**Stated problem:** Quote every line as given.

**Supplied data:**
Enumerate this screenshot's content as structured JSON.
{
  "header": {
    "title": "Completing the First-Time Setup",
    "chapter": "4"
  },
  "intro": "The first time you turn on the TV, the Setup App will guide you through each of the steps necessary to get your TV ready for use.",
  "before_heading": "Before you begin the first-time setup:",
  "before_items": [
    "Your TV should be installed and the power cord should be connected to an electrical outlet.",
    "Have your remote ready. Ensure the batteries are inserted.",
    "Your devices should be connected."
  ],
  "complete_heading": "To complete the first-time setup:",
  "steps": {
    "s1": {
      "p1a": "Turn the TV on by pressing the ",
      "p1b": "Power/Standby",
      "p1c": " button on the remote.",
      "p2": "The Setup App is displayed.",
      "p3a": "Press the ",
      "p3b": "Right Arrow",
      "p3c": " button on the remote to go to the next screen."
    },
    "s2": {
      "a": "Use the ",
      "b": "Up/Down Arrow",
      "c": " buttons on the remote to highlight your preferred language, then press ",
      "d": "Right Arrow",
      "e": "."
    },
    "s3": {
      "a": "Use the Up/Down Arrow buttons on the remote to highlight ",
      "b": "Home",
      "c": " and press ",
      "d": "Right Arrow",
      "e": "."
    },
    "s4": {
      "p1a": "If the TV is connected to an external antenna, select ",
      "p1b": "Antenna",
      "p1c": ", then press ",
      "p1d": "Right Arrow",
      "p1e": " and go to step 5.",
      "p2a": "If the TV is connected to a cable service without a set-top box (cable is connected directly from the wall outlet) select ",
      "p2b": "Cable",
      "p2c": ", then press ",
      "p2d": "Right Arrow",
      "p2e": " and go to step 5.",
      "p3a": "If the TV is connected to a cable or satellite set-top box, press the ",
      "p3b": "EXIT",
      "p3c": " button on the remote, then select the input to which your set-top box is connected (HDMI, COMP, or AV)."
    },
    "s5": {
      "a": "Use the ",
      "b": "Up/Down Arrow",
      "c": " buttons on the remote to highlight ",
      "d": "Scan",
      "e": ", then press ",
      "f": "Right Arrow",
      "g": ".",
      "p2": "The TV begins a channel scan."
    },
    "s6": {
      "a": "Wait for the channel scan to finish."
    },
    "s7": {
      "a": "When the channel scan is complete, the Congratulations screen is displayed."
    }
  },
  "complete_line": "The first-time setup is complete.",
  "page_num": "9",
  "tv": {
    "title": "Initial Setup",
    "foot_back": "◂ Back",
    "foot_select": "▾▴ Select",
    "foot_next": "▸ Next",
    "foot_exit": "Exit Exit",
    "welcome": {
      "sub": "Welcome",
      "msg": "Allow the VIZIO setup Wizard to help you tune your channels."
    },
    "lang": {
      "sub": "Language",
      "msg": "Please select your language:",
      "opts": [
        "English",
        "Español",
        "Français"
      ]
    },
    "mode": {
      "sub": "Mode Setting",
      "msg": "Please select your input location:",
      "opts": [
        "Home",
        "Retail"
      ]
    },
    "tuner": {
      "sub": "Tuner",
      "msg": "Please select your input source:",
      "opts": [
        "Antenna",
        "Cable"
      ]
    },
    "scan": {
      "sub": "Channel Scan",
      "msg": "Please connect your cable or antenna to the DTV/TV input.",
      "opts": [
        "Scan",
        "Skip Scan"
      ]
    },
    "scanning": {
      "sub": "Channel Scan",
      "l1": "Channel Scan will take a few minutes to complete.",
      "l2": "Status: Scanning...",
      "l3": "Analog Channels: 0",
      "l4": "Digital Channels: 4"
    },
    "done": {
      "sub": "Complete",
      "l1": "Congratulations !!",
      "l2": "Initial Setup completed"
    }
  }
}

**Exercise output:**
Enumerate this screenshot's content as structured JSON.
{
  "header": {
    "title": "Completing the First-Time Setup",
    "chapter": "4"
  },
  "intro": "The first time you turn on the TV, the Setup App will guide you through each of the steps necessary to get your TV ready for use.",
  "before_heading": "Before you begin the first-time setup:",
  "before_items": [
    "Your TV should be installed and the power cord should be connected to an electrical outlet.",
    "Have your remote ready. Ensure the batteries are inserted.",
    "Your devices should be connected."
  ],
  "complete_heading": "To complete the first-time setup:",
  "steps": {
    "s1": {
      "p1a": "Turn the TV on by pressing the ",
      "p1b": "Power/Standby",
      "p1c": " button on the remote.",
      "p2": "The Setup App is displayed.",
      "p3a": "Press the ",
      "p3b": "Right Arrow",
      "p3c": " button on the remote to go to the next screen."
    },
    "s2": {
      "a": "Use the ",
      "b": "Up/Down Arrow",
      "c": " buttons on the remote to highlight your preferred language, then press ",
      "d": "Right Arrow",
      "e": "."
    },
    "s3": {
      "a": "Use the Up/Down Arrow buttons on the remote to highlight ",
      "b": "Home",
      "c": " and press ",
      "d": "Right Arrow",
      "e": "."
    },
    "s4": {
      "p1a": "If the TV is connected to an external antenna, select ",
      "p1b": "Antenna",
      "p1c": ", then press ",
      "p1d": "Right Arrow",
      "p1e": " and go to step 5.",
      "p2a": "If the TV is connected to a cable service without a set-top box (cable is connected directly from the wall outlet) select ",
      "p2b": "Cable",
      "p2c": ", then press ",
      "p2d": "Right Arrow",
      "p2e": " and go to step 5.",
      "p3a": "If the TV is connected to a cable or satellite set-top box, press the ",
      "p3b": "EXIT",
      "p3c": " button on the remote, then select the input to which your set-top box is connected (HDMI, COMP, or AV)."
    },
    "s5": {
      "a": "Use the ",
      "b": "Up/Down Arrow",
      "c": " buttons on the remote to highlight ",
      "d": "Scan",
      "e": ", then press ",
      "f": "Right Arrow",
      "g": ".",
      "p2": "The TV begins a channel scan."
    },
    "s6": {
      "a": "Wait for the channel scan to finish."
    },
    "s7": {
      "a": "When the channel scan is complete, the Congratulations screen is displayed."
    }
  },
  "complete_line": "The first-time setup is complete.",
  "page_num": "9",
  "tv": {
    "title": "Initial Setup",
    "foot_back": "◂ Back",
    "foot_select": "▾▴ Select",
    "foot_next": "▸ Next",
    "foot_exit": "Exit Exit",
    "welcome": {
      "sub": "Welcome",
      "msg": "Allow the VIZIO setup Wizard to help you tune your channels."
    },
    "lang": {
      "sub": "Language",
      "msg": "Please select your language:",
      "opts": [
        "English",
        "Español",
        "Français"
      ]
    },
    "mode": {
      "sub": "Mode Setting",
      "msg": "Please select your input location:",
      "opts": [
        "Home",
        "Retail"
      ]
    },
    "tuner": {
      "sub": "Tuner",
      "msg": "Please select your input source:",
      "opts": [
        "Antenna",
        "Cable"
      ]
    },
    "scan": {
      "sub": "Channel Scan",
      "msg": "Please connect your cable or antenna to the DTV/TV input.",
      "opts": [
        "Scan",
        "Skip Scan"
      ]
    },
    "scanning": {
      "sub": "Channel Scan",
      "l1": "Channel Scan will take a few minutes to complete.",
      "l2": "Status: Scanning...",
      "l3": "Analog Channels: 0",
      "l4": "Digital Channels: 4"
    },
    "done": {
      "sub": "Complete",
      "l1": "Congratulations !!",
      "l2": "Initial Setup completed"
    }
  }
}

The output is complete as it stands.